Could you write out the stretch from the first line below through the line containing "opposite-answer-cell[interactable] xyxy=(670,588,932,722)", changing "logo" to "emblem" and leaving everything else as it is?

------------------------

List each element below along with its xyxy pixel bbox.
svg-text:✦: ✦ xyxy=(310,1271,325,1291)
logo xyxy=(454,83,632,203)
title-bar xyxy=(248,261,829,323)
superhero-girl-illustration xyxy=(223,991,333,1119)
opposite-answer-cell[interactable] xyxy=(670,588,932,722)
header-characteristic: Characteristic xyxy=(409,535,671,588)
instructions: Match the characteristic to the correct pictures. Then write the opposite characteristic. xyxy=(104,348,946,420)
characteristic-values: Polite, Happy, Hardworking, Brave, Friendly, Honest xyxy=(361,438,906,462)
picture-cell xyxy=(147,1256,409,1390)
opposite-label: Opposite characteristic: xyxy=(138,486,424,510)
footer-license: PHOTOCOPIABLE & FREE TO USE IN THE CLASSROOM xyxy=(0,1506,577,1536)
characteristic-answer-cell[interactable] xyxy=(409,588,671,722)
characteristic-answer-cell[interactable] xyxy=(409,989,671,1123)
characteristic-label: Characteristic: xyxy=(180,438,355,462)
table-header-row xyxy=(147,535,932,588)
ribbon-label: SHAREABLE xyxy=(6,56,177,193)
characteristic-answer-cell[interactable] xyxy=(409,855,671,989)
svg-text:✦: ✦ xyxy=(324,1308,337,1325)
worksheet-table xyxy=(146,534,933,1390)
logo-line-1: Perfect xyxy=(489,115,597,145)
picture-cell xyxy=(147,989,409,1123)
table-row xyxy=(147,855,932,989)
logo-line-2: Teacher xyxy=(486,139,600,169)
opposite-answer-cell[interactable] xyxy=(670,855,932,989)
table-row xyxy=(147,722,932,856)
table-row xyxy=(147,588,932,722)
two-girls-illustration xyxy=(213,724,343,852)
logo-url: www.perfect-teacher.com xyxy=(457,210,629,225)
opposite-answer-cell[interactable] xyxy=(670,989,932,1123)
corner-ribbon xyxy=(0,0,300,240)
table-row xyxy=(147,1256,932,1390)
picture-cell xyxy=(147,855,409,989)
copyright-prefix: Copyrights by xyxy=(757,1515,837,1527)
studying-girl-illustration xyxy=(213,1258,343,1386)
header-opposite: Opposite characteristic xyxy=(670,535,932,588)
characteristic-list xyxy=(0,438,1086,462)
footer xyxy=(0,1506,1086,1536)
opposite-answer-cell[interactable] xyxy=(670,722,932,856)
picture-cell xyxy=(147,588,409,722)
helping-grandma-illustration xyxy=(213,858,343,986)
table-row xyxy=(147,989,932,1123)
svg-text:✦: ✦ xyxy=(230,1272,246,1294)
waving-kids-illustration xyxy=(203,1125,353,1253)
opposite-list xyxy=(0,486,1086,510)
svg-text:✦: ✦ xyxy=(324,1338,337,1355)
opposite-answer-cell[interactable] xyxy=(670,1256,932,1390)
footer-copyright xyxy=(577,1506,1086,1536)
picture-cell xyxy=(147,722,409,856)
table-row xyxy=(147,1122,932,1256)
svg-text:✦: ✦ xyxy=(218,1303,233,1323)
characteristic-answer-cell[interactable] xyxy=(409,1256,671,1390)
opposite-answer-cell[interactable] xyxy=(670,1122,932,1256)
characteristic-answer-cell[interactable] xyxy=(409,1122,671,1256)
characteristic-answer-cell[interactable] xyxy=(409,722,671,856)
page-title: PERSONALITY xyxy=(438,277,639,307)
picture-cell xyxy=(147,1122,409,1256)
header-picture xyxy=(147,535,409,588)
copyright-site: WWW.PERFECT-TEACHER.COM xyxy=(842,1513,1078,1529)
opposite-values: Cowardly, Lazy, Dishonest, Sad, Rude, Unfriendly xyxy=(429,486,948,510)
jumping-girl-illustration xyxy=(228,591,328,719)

------------------------

__OUTPUT FOR THIS EXERCISE__.
List each element below along with its xyxy pixel bbox.
svg-text:✦: ✦ xyxy=(310,1271,325,1291)
emblem xyxy=(454,83,632,203)
title-bar xyxy=(248,261,829,323)
superhero-girl-illustration xyxy=(223,991,333,1119)
opposite-answer-cell[interactable] xyxy=(670,588,932,722)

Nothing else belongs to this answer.